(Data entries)
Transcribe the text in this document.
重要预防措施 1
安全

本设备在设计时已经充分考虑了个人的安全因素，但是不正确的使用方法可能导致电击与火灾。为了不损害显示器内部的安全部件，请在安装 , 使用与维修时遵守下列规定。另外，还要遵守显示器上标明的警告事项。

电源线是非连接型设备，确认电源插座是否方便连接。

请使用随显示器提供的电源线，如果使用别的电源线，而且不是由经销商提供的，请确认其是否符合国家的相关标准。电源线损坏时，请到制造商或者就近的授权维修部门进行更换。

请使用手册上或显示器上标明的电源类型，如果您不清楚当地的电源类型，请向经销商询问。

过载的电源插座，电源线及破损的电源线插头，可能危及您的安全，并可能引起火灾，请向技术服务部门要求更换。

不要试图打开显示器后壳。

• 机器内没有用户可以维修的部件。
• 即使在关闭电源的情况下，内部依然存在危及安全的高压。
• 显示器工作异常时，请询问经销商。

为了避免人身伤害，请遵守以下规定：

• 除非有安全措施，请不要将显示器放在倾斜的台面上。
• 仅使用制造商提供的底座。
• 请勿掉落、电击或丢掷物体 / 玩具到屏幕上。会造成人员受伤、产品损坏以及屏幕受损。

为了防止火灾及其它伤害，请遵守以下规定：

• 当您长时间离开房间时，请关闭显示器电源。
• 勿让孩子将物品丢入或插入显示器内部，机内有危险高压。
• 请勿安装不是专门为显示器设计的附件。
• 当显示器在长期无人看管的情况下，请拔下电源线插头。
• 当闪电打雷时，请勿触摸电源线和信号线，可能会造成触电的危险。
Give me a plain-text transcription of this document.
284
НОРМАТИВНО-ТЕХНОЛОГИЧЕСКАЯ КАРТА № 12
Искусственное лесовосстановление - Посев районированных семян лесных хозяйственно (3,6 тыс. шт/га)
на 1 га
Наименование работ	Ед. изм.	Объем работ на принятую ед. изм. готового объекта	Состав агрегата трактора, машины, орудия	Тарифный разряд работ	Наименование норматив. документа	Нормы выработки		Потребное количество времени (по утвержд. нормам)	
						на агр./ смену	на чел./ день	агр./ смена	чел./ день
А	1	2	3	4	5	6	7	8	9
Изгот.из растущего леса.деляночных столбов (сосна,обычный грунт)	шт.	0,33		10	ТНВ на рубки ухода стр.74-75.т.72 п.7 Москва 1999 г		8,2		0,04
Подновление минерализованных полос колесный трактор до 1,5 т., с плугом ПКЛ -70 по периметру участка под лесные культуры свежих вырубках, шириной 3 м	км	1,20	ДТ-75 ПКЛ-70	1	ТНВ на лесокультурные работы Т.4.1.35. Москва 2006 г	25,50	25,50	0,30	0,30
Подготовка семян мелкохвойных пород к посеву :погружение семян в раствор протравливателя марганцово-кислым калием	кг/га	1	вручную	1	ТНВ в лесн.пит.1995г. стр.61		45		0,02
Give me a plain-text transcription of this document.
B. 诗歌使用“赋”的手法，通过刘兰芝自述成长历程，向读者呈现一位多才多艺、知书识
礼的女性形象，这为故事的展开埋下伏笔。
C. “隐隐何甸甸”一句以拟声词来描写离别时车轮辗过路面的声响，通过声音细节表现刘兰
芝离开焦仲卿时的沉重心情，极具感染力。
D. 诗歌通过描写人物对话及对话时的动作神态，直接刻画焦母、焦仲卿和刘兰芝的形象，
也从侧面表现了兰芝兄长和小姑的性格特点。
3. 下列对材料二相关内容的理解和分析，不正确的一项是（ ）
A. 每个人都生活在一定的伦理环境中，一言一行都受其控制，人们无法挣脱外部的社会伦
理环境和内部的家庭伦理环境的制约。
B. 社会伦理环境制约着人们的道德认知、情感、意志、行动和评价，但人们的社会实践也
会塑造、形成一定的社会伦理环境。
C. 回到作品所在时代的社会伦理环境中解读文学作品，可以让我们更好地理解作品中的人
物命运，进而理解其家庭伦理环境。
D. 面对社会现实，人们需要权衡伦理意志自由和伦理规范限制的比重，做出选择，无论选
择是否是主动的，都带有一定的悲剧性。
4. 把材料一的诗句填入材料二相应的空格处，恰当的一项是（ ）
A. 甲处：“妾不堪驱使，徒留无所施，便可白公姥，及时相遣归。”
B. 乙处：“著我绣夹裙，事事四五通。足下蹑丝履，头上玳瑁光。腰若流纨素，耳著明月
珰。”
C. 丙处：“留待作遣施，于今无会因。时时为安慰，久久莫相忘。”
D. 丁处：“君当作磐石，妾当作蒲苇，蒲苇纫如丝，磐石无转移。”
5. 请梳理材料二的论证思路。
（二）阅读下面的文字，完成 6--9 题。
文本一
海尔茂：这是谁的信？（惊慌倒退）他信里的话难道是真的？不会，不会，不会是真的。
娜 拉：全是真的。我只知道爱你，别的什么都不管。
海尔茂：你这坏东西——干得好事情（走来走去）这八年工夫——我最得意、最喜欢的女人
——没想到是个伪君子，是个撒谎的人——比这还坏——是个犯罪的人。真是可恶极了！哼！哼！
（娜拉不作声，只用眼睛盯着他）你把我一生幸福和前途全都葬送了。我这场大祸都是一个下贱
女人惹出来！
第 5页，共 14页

◆ Stated exercise ◆
The string "Москва" may appear in lines of the listing above; tally those lines and give the number only.

◆ Answer to the task ◆
2